Work to be completed
Write out each line exactly as it stands, please.

Data for the task
[start]

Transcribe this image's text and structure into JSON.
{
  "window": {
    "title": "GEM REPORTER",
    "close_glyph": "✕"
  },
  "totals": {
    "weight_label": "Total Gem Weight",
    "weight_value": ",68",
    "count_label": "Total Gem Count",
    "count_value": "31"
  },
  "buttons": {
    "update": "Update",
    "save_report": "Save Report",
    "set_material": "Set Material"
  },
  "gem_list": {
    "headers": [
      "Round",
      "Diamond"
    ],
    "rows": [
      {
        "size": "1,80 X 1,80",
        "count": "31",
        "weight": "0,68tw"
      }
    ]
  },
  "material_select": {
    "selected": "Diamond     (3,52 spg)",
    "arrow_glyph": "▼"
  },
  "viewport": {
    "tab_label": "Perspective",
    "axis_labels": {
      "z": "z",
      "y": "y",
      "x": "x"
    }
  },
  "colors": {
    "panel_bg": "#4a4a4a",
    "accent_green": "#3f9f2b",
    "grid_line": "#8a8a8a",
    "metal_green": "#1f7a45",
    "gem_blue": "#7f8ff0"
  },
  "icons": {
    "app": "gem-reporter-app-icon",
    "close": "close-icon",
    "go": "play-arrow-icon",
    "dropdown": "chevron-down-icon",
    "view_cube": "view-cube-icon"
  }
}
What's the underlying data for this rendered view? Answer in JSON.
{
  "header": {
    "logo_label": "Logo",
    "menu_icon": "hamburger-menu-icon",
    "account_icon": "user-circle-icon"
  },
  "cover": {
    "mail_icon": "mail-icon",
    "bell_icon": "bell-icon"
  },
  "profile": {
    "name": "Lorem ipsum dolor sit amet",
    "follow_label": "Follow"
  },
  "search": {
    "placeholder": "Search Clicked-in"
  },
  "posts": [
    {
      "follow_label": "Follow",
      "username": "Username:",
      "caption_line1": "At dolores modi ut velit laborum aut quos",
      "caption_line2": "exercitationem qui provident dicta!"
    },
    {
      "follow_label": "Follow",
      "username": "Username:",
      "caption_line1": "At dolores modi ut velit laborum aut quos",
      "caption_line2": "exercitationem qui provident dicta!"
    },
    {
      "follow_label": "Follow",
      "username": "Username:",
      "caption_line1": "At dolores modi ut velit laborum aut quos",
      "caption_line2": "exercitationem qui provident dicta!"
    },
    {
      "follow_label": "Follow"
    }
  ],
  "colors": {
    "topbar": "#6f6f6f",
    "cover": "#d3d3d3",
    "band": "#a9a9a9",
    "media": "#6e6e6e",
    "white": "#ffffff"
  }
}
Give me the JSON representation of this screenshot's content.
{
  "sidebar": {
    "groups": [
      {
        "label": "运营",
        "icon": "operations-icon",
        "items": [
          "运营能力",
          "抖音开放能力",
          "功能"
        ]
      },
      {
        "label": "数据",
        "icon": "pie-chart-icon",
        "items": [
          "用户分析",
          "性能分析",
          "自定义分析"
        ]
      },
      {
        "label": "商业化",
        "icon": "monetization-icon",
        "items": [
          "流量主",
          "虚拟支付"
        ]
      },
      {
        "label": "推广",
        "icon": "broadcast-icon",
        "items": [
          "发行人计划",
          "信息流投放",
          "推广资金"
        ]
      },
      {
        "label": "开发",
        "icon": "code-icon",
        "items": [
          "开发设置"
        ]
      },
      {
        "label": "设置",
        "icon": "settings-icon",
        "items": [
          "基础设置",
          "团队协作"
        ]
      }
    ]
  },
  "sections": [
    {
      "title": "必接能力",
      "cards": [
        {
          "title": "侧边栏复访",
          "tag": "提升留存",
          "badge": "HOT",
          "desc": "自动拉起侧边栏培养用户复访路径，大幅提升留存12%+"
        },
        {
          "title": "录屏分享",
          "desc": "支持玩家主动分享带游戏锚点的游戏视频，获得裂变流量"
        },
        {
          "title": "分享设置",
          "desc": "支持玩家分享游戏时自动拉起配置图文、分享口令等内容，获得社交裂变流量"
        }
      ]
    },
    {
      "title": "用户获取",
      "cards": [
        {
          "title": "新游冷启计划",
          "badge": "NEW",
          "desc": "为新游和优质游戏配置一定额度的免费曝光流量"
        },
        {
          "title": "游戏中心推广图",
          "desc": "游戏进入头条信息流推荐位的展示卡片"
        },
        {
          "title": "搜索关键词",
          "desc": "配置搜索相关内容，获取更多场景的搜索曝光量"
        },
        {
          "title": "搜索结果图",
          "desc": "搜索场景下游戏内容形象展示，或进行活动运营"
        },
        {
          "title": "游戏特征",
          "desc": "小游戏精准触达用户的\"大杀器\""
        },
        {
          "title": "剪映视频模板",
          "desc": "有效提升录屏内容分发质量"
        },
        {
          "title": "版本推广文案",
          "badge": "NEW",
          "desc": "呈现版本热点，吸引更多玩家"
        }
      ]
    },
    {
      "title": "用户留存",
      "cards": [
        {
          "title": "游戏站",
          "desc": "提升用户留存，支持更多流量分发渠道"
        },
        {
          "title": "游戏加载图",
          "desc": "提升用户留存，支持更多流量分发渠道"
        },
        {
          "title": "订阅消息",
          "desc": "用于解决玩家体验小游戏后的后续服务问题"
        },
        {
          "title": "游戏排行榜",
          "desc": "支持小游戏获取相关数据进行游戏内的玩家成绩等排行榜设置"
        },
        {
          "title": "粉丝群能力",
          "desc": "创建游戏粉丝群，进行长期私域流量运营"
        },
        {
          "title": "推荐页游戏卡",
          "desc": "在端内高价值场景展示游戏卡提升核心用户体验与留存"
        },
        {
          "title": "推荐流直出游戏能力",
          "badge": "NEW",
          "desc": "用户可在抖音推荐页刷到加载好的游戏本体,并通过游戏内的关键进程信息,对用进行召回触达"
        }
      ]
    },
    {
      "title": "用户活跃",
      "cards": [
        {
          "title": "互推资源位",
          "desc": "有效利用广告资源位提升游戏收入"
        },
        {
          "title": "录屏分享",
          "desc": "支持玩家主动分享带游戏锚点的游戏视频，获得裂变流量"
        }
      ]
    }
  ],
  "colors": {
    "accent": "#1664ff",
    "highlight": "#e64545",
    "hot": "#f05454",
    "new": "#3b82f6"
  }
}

[end]

Written response
Transcribe this image's text and structure into JSON.
{
  "window": {
    "title": "GEM REPORTER",
    "close_glyph": "✕"
  },
  "totals": {
    "weight_label": "Total Gem Weight",
    "weight_value": ",68",
    "count_label": "Total Gem Count",
    "count_value": "31"
  },
  "buttons": {
    "update": "Update",
    "save_report": "Save Report",
    "set_material": "Set Material"
  },
  "gem_list": {
    "headers": [
      "Round",
      "Diamond"
    ],
    "rows": [
      {
        "size": "1,80 X 1,80",
        "count": "31",
        "weight": "0,68tw"
      }
    ]
  },
  "material_select": {
    "selected": "Diamond     (3,52 spg)",
    "arrow_glyph": "▼"
  },
  "viewport": {
    "tab_label": "Perspective",
    "axis_labels": {
      "z": "z",
      "y": "y",
      "x": "x"
    }
  },
  "colors": {
    "panel_bg": "#4a4a4a",
    "accent_green": "#3f9f2b",
    "grid_line": "#8a8a8a",
    "metal_green": "#1f7a45",
    "gem_blue": "#7f8ff0"
  },
  "icons": {
    "app": "gem-reporter-app-icon",
    "close": "close-icon",
    "go": "play-arrow-icon",
    "dropdown": "chevron-down-icon",
    "view_cube": "view-cube-icon"
  }
}
What's the underlying data for this rendered view? Answer in JSON.
{
  "header": {
    "logo_label": "Logo",
    "menu_icon": "hamburger-menu-icon",
    "account_icon": "user-circle-icon"
  },
  "cover": {
    "mail_icon": "mail-icon",
    "bell_icon": "bell-icon"
  },
  "profile": {
    "name": "Lorem ipsum dolor sit amet",
    "follow_label": "Follow"
  },
  "search": {
    "placeholder": "Search Clicked-in"
  },
  "posts": [
    {
      "follow_label": "Follow",
      "username": "Username:",
      "caption_line1": "At dolores modi ut velit laborum aut quos",
      "caption_line2": "exercitationem qui provident dicta!"
    },
    {
      "follow_label": "Follow",
      "username": "Username:",
      "caption_line1": "At dolores modi ut velit laborum aut quos",
      "caption_line2": "exercitationem qui provident dicta!"
    },
    {
      "follow_label": "Follow",
      "username": "Username:",
      "caption_line1": "At dolores modi ut velit laborum aut quos",
      "caption_line2": "exercitationem qui provident dicta!"
    },
    {
      "follow_label": "Follow"
    }
  ],
  "colors": {
    "topbar": "#6f6f6f",
    "cover": "#d3d3d3",
    "band": "#a9a9a9",
    "media": "#6e6e6e",
    "white": "#ffffff"
  }
}
Give me the JSON representation of this screenshot's content.
{
  "sidebar": {
    "groups": [
      {
        "label": "运营",
        "icon": "operations-icon",
        "items": [
          "运营能力",
          "抖音开放能力",
          "功能"
        ]
      },
      {
        "label": "数据",
        "icon": "pie-chart-icon",
        "items": [
          "用户分析",
          "性能分析",
          "自定义分析"
        ]
      },
      {
        "label": "商业化",
        "icon": "monetization-icon",
        "items": [
          "流量主",
          "虚拟支付"
        ]
      },
      {
        "label": "推广",
        "icon": "broadcast-icon",
        "items": [
          "发行人计划",
          "信息流投放",
          "推广资金"
        ]
      },
      {
        "label": "开发",
        "icon": "code-icon",
        "items": [
          "开发设置"
        ]
      },
      {
        "label": "设置",
        "icon": "settings-icon",
        "items": [
          "基础设置",
          "团队协作"
        ]
      }
    ]
  },
  "sections": [
    {
      "title": "必接能力",
      "cards": [
        {
          "title": "侧边栏复访",
          "tag": "提升留存",
          "badge": "HOT",
          "desc": "自动拉起侧边栏培养用户复访路径，大幅提升留存12%+"
        },
        {
          "title": "录屏分享",
          "desc": "支持玩家主动分享带游戏锚点的游戏视频，获得裂变流量"
        },
        {
          "title": "分享设置",
          "desc": "支持玩家分享游戏时自动拉起配置图文、分享口令等内容，获得社交裂变流量"
        }
      ]
    },
    {
      "title": "用户获取",
      "cards": [
        {
          "title": "新游冷启计划",
          "badge": "NEW",
          "desc": "为新游和优质游戏配置一定额度的免费曝光流量"
        },
        {
          "title": "游戏中心推广图",
          "desc": "游戏进入头条信息流推荐位的展示卡片"
        },
        {
          "title": "搜索关键词",
          "desc": "配置搜索相关内容，获取更多场景的搜索曝光量"
        },
        {
          "title": "搜索结果图",
          "desc": "搜索场景下游戏内容形象展示，或进行活动运营"
        },
        {
          "title": "游戏特征",
          "desc": "小游戏精准触达用户的\"大杀器\""
        },
        {
          "title": "剪映视频模板",
          "desc": "有效提升录屏内容分发质量"
        },
        {
          "title": "版本推广文案",
          "badge": "NEW",
          "desc": "呈现版本热点，吸引更多玩家"
        }
      ]
    },
    {
      "title": "用户留存",
      "cards": [
        {
          "title": "游戏站",
          "desc": "提升用户留存，支持更多流量分发渠道"
        },
        {
          "title": "游戏加载图",
          "desc": "提升用户留存，支持更多流量分发渠道"
        },
        {
          "title": "订阅消息",
          "desc": "用于解决玩家体验小游戏后的后续服务问题"
        },
        {
          "title": "游戏排行榜",
          "desc": "支持小游戏获取相关数据进行游戏内的玩家成绩等排行榜设置"
        },
        {
          "title": "粉丝群能力",
          "desc": "创建游戏粉丝群，进行长期私域流量运营"
        },
        {
          "title": "推荐页游戏卡",
          "desc": "在端内高价值场景展示游戏卡提升核心用户体验与留存"
        },
        {
          "title": "推荐流直出游戏能力",
          "badge": "NEW",
          "desc": "用户可在抖音推荐页刷到加载好的游戏本体,并通过游戏内的关键进程信息,对用进行召回触达"
        }
      ]
    },
    {
      "title": "用户活跃",
      "cards": [
        {
          "title": "互推资源位",
          "desc": "有效利用广告资源位提升游戏收入"
        },
        {
          "title": "录屏分享",
          "desc": "支持玩家主动分享带游戏锚点的游戏视频，获得裂变流量"
        }
      ]
    }
  ],
  "colors": {
    "accent": "#1664ff",
    "highlight": "#e64545",
    "hot": "#f05454",
    "new": "#3b82f6"
  }
}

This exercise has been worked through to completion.